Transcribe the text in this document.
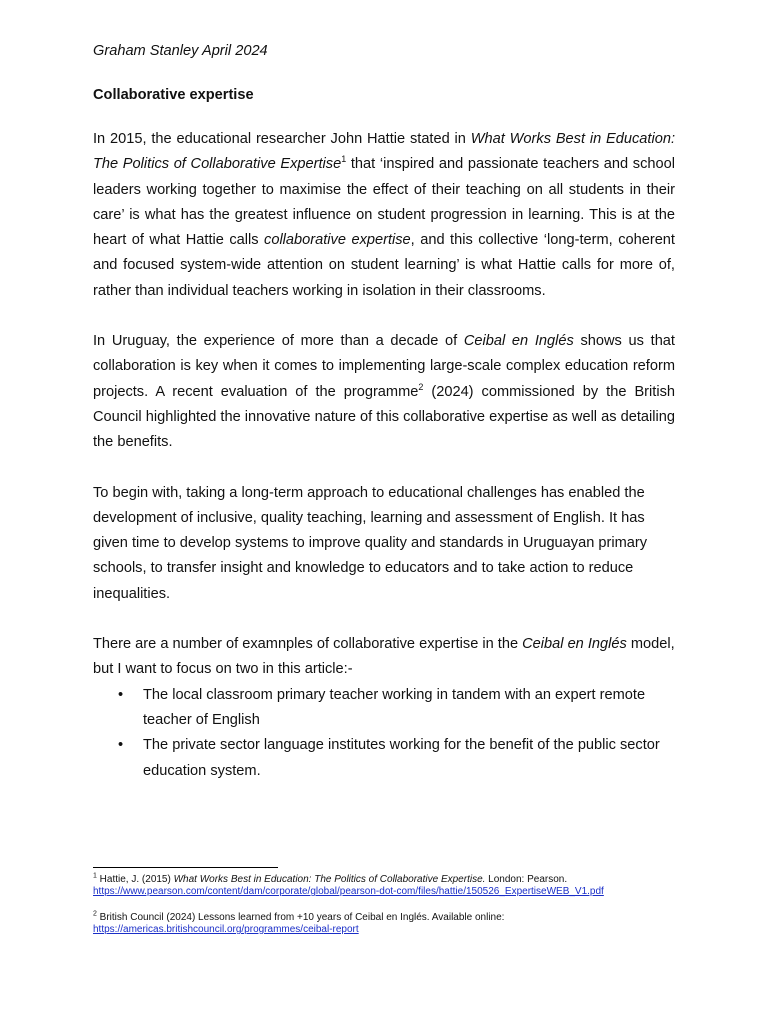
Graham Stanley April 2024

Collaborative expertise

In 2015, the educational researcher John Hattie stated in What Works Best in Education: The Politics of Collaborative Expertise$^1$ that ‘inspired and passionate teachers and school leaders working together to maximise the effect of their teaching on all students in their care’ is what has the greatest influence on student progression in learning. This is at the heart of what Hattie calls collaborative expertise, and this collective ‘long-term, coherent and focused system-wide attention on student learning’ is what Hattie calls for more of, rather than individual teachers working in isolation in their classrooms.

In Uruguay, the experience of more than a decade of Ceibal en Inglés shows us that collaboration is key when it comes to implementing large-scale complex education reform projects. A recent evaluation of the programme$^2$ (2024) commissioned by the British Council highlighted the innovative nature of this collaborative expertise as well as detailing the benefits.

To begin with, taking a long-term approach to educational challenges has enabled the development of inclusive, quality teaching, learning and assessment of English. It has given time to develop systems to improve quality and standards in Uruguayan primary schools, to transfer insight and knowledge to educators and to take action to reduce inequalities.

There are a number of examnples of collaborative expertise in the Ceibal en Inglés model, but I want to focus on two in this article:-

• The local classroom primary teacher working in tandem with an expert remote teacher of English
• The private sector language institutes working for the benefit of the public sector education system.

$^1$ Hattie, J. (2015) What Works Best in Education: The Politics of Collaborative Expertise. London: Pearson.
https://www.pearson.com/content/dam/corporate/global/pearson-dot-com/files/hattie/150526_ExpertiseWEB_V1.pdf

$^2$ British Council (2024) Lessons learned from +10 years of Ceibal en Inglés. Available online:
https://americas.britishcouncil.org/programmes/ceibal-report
--
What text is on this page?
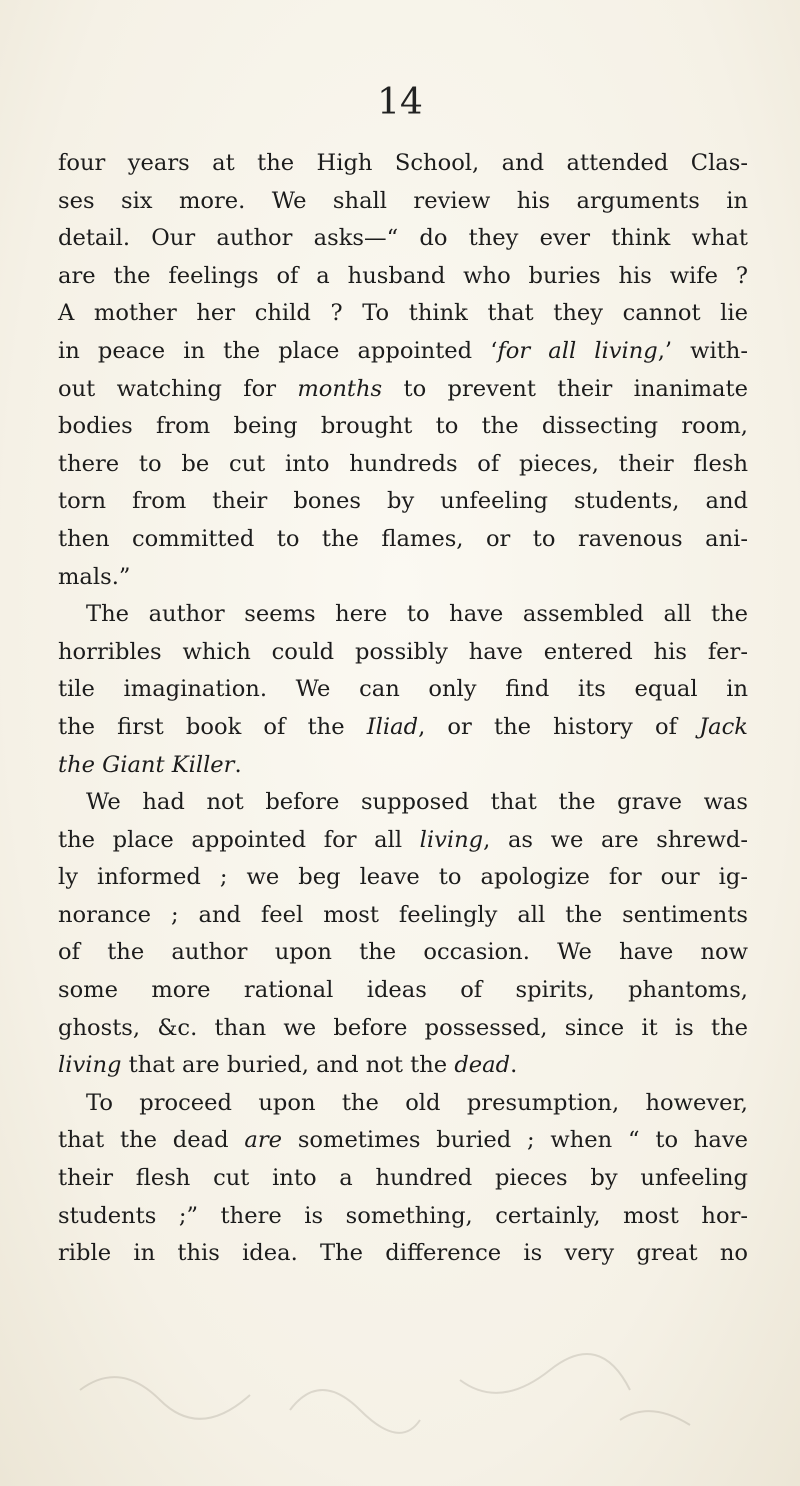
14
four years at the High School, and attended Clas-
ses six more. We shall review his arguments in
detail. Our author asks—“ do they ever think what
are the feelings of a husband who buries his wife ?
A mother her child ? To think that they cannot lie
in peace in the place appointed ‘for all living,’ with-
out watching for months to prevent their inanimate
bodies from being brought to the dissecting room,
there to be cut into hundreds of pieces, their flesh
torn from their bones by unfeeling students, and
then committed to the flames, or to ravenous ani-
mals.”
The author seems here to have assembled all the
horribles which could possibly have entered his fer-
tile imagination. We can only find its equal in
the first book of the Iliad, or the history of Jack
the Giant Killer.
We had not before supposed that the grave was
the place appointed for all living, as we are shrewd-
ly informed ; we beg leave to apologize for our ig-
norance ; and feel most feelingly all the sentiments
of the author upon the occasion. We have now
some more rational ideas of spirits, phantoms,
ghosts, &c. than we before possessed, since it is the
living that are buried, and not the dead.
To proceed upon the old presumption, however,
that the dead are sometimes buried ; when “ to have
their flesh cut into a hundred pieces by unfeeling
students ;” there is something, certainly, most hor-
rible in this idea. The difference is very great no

#### The task
Find the string "place" in the entries above and return each line that holds it.

#### Full answer
in peace in the place appointed ‘for all living,’ with-
the place appointed for all living, as we are shrewd-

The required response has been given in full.